#### Task description
Check every line below for the word "JSON" and show those that hold it.

•••••

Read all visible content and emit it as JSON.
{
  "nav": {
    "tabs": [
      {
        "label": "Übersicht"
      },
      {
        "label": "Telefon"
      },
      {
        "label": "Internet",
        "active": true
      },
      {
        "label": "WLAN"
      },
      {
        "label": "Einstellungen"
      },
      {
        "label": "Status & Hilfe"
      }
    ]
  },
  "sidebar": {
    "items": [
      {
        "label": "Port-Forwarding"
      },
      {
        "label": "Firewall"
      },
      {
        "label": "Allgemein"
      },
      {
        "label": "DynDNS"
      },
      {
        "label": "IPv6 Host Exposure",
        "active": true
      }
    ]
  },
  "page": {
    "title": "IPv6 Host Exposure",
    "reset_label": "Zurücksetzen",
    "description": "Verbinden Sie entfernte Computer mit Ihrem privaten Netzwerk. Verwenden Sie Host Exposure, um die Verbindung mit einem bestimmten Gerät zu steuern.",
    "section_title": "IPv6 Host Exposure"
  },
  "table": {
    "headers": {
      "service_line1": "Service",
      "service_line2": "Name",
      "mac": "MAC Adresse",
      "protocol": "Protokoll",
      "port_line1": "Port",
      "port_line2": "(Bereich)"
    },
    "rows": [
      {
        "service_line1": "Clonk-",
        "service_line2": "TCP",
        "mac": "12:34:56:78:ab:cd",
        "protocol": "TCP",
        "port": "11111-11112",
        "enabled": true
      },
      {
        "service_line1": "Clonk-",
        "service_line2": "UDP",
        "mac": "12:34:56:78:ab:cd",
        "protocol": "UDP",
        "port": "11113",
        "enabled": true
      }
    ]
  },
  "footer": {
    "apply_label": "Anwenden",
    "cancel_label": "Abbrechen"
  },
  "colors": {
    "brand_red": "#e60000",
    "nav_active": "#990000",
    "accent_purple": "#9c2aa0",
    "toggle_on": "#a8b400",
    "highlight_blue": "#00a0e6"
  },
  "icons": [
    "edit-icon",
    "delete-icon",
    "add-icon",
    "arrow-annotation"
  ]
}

•••••

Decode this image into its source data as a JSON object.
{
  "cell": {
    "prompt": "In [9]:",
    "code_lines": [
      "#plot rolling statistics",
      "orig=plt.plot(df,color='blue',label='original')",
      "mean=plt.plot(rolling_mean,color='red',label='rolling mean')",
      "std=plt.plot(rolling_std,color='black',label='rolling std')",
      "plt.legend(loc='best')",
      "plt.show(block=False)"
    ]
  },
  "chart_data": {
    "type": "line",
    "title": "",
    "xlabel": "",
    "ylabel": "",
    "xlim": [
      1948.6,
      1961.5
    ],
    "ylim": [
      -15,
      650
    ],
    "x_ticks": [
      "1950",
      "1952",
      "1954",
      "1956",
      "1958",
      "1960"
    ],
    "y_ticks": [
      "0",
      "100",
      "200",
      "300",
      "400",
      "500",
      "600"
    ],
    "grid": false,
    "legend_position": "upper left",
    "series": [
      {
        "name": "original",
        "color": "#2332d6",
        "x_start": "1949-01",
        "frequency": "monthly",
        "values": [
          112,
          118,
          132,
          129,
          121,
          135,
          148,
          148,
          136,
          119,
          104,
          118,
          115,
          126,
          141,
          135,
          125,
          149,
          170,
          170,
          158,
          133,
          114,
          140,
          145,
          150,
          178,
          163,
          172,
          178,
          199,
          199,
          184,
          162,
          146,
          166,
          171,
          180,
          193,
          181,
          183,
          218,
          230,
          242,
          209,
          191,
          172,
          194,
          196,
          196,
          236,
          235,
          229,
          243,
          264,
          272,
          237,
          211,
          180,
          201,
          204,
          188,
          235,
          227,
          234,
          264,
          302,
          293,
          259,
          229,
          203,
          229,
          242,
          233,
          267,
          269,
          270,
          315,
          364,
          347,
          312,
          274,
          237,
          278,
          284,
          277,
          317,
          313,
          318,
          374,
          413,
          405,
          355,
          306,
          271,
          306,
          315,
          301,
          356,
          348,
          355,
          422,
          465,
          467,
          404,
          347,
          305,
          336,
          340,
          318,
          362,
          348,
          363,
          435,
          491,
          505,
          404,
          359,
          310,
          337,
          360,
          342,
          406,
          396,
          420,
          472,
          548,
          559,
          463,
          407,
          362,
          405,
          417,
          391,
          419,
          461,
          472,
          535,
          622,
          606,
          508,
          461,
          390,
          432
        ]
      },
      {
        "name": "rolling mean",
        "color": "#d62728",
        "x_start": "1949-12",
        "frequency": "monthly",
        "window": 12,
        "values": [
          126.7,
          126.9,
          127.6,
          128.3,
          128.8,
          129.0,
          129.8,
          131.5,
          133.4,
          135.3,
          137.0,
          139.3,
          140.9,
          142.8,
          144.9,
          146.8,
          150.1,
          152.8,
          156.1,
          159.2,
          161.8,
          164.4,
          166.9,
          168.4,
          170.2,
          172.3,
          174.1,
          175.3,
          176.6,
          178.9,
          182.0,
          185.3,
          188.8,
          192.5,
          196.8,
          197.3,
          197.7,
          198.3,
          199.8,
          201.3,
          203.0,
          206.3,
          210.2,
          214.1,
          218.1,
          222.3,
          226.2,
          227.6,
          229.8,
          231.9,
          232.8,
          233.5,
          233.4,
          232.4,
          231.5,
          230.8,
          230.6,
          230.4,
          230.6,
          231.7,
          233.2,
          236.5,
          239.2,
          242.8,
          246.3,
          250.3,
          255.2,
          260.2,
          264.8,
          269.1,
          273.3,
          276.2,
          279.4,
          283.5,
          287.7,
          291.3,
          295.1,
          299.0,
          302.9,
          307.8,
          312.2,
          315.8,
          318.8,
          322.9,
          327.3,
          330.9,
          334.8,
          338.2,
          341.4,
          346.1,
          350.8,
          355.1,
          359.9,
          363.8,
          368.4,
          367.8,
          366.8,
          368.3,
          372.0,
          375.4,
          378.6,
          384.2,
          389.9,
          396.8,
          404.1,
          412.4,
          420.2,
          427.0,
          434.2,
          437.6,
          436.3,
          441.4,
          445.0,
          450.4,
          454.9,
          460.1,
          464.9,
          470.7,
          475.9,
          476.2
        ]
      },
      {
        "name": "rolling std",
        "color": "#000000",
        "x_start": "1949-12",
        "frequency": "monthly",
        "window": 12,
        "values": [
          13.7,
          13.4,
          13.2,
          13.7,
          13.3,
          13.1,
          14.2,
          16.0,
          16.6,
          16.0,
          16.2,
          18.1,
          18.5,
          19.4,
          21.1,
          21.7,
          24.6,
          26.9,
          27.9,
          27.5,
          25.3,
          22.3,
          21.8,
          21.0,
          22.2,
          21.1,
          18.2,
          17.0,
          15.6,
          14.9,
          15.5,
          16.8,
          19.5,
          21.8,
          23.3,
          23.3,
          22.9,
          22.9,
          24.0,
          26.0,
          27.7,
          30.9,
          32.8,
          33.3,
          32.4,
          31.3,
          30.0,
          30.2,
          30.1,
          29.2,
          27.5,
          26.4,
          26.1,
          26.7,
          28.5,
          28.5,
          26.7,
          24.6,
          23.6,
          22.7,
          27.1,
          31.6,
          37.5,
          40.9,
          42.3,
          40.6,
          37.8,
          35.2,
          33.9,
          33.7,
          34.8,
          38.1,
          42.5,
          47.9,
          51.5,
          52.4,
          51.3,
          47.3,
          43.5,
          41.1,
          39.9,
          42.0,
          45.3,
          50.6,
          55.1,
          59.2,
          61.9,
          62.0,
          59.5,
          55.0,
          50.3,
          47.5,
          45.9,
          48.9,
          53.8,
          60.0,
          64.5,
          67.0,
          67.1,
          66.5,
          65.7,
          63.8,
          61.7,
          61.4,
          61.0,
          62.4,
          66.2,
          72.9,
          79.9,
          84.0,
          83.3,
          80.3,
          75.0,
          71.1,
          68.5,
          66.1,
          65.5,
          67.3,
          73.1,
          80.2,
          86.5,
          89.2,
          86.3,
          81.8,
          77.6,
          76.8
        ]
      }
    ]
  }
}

•••••

#### Response to the exercise
Read all visible content and emit it as JSON.
Decode this image into its source data as a JSON object.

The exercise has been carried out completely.